## start
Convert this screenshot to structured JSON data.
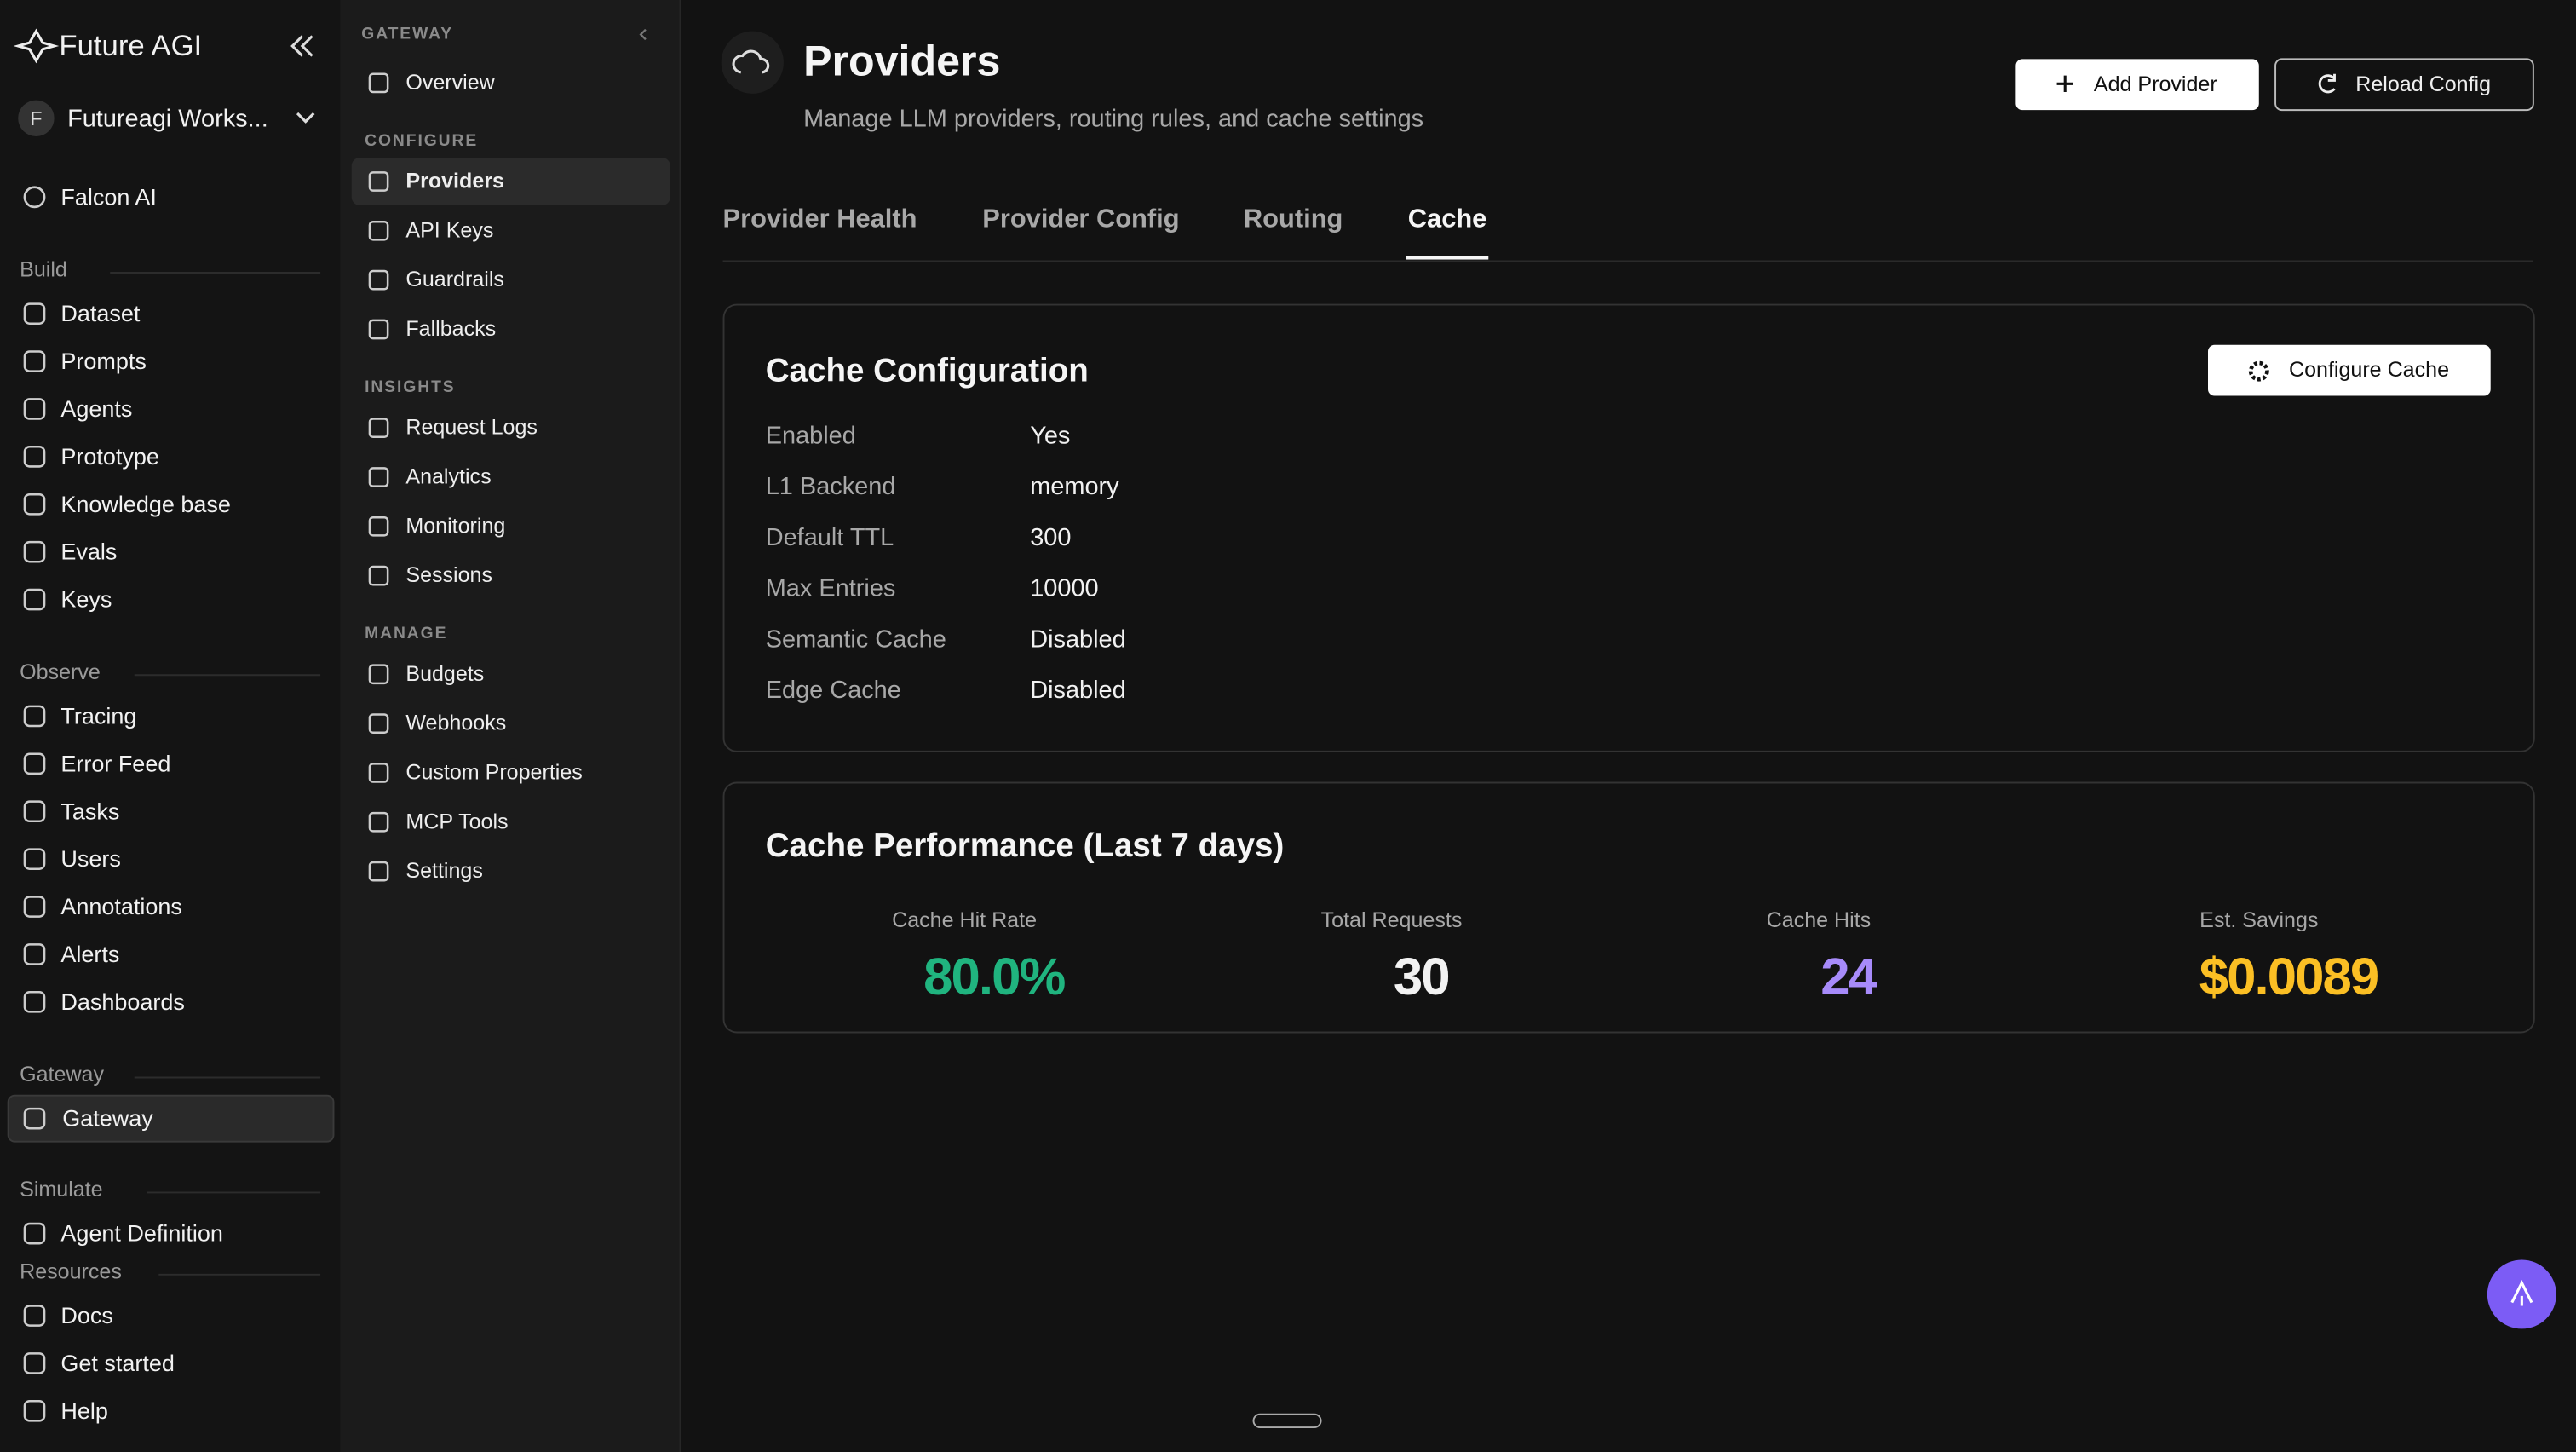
{
  "brand": "Future AGI",
  "workspace": {
    "initial": "F",
    "name": "Futureagi Works..."
  },
  "sidebar": {
    "top_item": "Falcon AI",
    "sections": [
      {
        "title": "Build",
        "items": [
          "Dataset",
          "Prompts",
          "Agents",
          "Prototype",
          "Knowledge base",
          "Evals",
          "Keys"
        ]
      },
      {
        "title": "Observe",
        "items": [
          "Tracing",
          "Error Feed",
          "Tasks",
          "Users",
          "Annotations",
          "Alerts",
          "Dashboards"
        ]
      },
      {
        "title": "Gateway",
        "items": [
          "Gateway"
        ]
      },
      {
        "title": "Simulate",
        "items": [
          "Agent Definition"
        ]
      },
      {
        "title": "Resources",
        "items": [
          "Docs",
          "Get started",
          "Help"
        ]
      }
    ]
  },
  "subnav": {
    "title": "GATEWAY",
    "overview": "Overview",
    "groups": [
      {
        "title": "CONFIGURE",
        "items": [
          "Providers",
          "API Keys",
          "Guardrails",
          "Fallbacks"
        ]
      },
      {
        "title": "INSIGHTS",
        "items": [
          "Request Logs",
          "Analytics",
          "Monitoring",
          "Sessions"
        ]
      },
      {
        "title": "MANAGE",
        "items": [
          "Budgets",
          "Webhooks",
          "Custom Properties",
          "MCP Tools",
          "Settings"
        ]
      }
    ]
  },
  "header": {
    "title": "Providers",
    "subtitle": "Manage LLM providers, routing rules, and cache settings",
    "buttons": [
      "Add Provider",
      "Reload Config"
    ]
  },
  "tabs": [
    "Provider Health",
    "Provider Config",
    "Routing",
    "Cache"
  ],
  "cache_config": {
    "title": "Cache Configuration",
    "button": "Configure Cache",
    "rows": [
      [
        "Enabled",
        "Yes"
      ],
      [
        "L1 Backend",
        "memory"
      ],
      [
        "Default TTL",
        "300"
      ],
      [
        "Max Entries",
        "10000"
      ],
      [
        "Semantic Cache",
        "Disabled"
      ],
      [
        "Edge Cache",
        "Disabled"
      ]
    ]
  },
  "cache_performance": {
    "title": "Cache Performance (Last 7 days)",
    "metrics": [
      {
        "label": "Cache Hit Rate",
        "value": "80.0%",
        "color": "#20b47f"
      },
      {
        "label": "Total Requests",
        "value": "30",
        "color": "#f2f2f2"
      },
      {
        "label": "Cache Hits",
        "value": "24",
        "color": "#a78bfa"
      },
      {
        "label": "Est. Savings",
        "value": "$0.0089",
        "color": "#fbbf24"
      }
    ]
  }
}
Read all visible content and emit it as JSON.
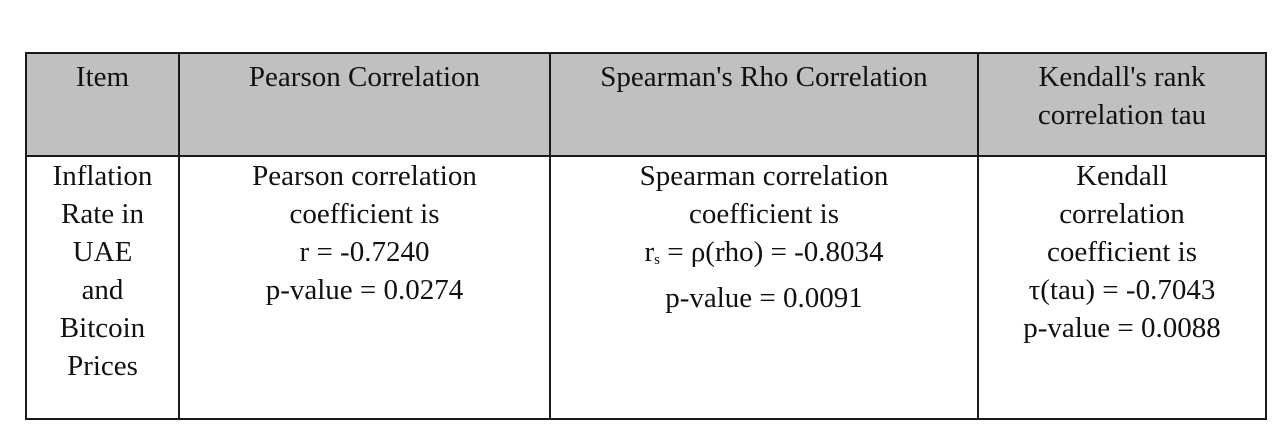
{
  "table": {
    "headers": [
      {
        "label": "Item"
      },
      {
        "label": "Pearson Correlation"
      },
      {
        "label": "Spearman's Rho Correlation"
      },
      {
        "label": "Kendall's rank correlation tau"
      }
    ],
    "item": {
      "lines": [
        "Inflation",
        "Rate in",
        "UAE",
        "and",
        "Bitcoin",
        "Prices"
      ]
    },
    "pearson": {
      "line1": "Pearson correlation",
      "line2": "coefficient is",
      "stat_symbol": "r",
      "stat_value": " = -0.7240",
      "p_value": "p-value = 0.0274"
    },
    "spearman": {
      "line1": "Spearman correlation",
      "line2": "coefficient is",
      "stat_symbol": "r",
      "stat_subscript": "s",
      "stat_value": " = ρ(rho) = -0.8034",
      "p_value": "p-value = 0.0091"
    },
    "kendall": {
      "line1": "Kendall",
      "line2": "correlation",
      "line3": "coefficient is",
      "stat": "τ(tau) = -0.7043",
      "p_value": "p-value = 0.0088"
    }
  }
}
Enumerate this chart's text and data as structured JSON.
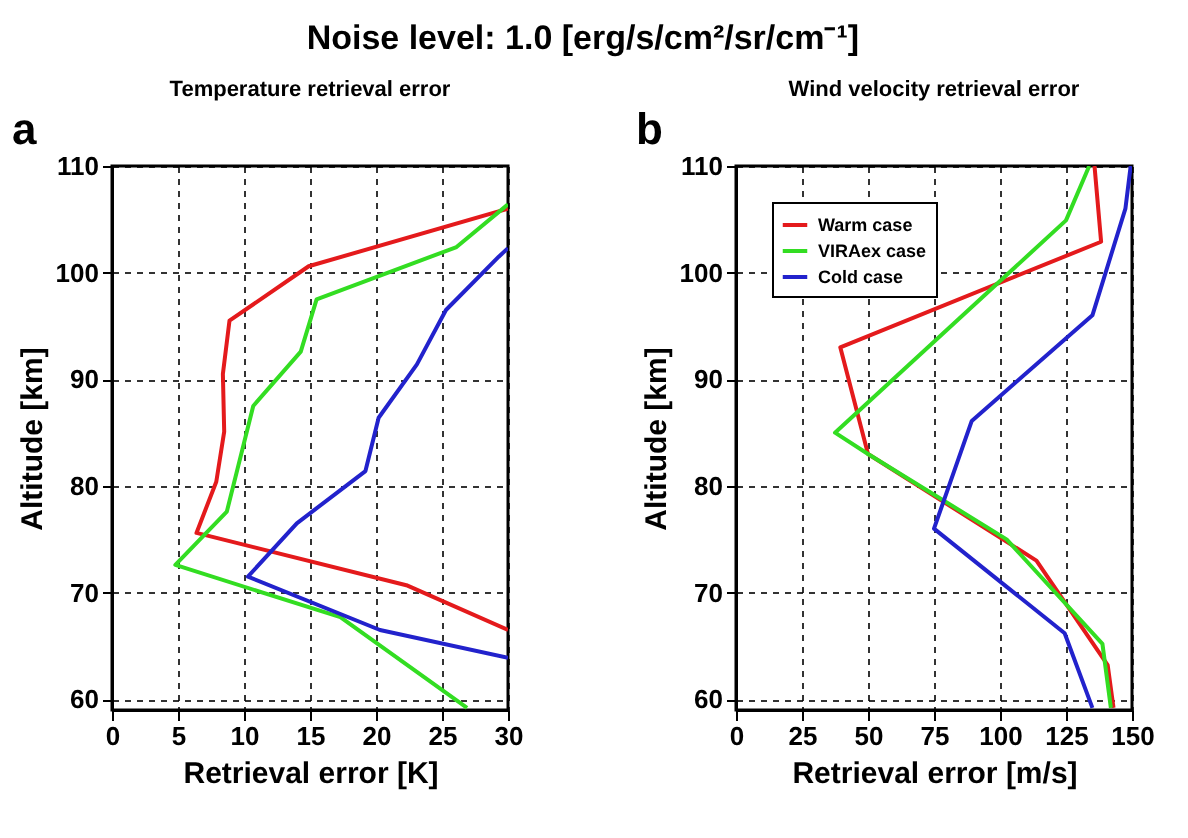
{
  "chart_data": [
    {
      "type": "line",
      "title": "Temperature retrieval error",
      "xlabel": "Retrieval error [K]",
      "ylabel": "Altitude [km]",
      "annotations": [
        "Noise level: 1.0 [erg/s/cm²/sr/cm⁻¹]",
        "a"
      ],
      "xlim": [
        0,
        30
      ],
      "xticks": [
        0,
        5,
        10,
        15,
        20,
        25,
        30
      ],
      "ylim": [
        59,
        110
      ],
      "yticks": [
        60,
        70,
        80,
        90,
        100,
        110
      ],
      "grid": true,
      "series": [
        {
          "color": "#e41a1c",
          "x": [
            30,
            14.9,
            8.9,
            8.4,
            8.5,
            7.9,
            6.4,
            22.3,
            30
          ],
          "values": [
            106.0,
            100.6,
            95.5,
            90.5,
            85.1,
            80.4,
            75.6,
            70.7,
            66.5
          ]
        },
        {
          "color": "#33dd22",
          "x": [
            30,
            26.1,
            15.5,
            14.3,
            10.7,
            8.7,
            4.8,
            17.3,
            26.9
          ],
          "values": [
            106.4,
            102.4,
            97.5,
            92.6,
            87.5,
            77.6,
            72.6,
            67.7,
            59.2
          ]
        },
        {
          "color": "#2222cc",
          "x": [
            30,
            29.3,
            25.3,
            23.1,
            20.2,
            19.2,
            14.0,
            10.3,
            20.3,
            30
          ],
          "values": [
            102.3,
            101.5,
            96.5,
            91.4,
            86.4,
            81.4,
            76.5,
            71.5,
            66.5,
            63.9
          ]
        }
      ]
    },
    {
      "type": "line",
      "title": "Wind velocity retrieval error",
      "xlabel": "Retrieval error [m/s]",
      "ylabel": "Altitude [km]",
      "annotations": [
        "b"
      ],
      "xlim": [
        0,
        150
      ],
      "xticks": [
        0,
        25,
        50,
        75,
        100,
        125,
        150
      ],
      "ylim": [
        59,
        110
      ],
      "yticks": [
        60,
        70,
        80,
        90,
        100,
        110
      ],
      "grid": true,
      "legend": "top left",
      "series": [
        {
          "name": "Warm case",
          "color": "#e41a1c",
          "x": [
            135.8,
            138.3,
            39.5,
            50,
            113.8,
            140.8,
            143
          ],
          "values": [
            110,
            102.9,
            93.0,
            83.0,
            73.0,
            63.2,
            59.2
          ]
        },
        {
          "name": "VIRAex case",
          "color": "#33dd22",
          "x": [
            133.8,
            125,
            37.5,
            50,
            102.5,
            138.8,
            142
          ],
          "values": [
            110,
            104.9,
            85.0,
            83.0,
            75.0,
            65.2,
            59.2
          ]
        },
        {
          "name": "Cold case",
          "color": "#2222cc",
          "x": [
            149.5,
            147.5,
            135,
            89.3,
            75,
            124.5,
            135
          ],
          "values": [
            110,
            106,
            96,
            86.1,
            76,
            66.2,
            59.2
          ]
        }
      ]
    }
  ]
}
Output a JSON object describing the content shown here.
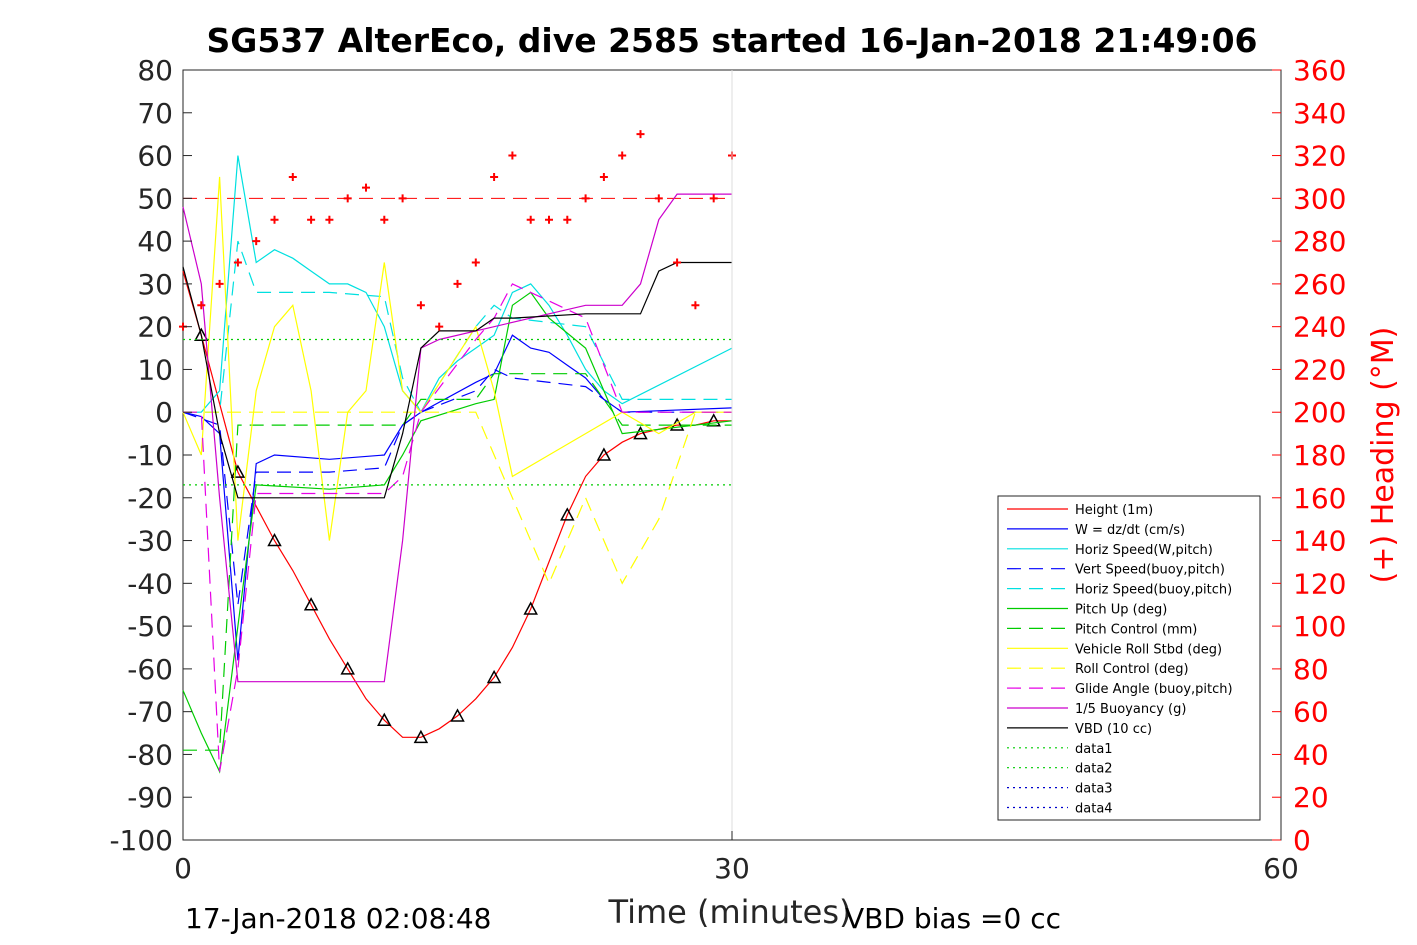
## end
**Directions for this task**
Across the data above, how many lines include the word "name"? Give only the count.

**Answer below**
4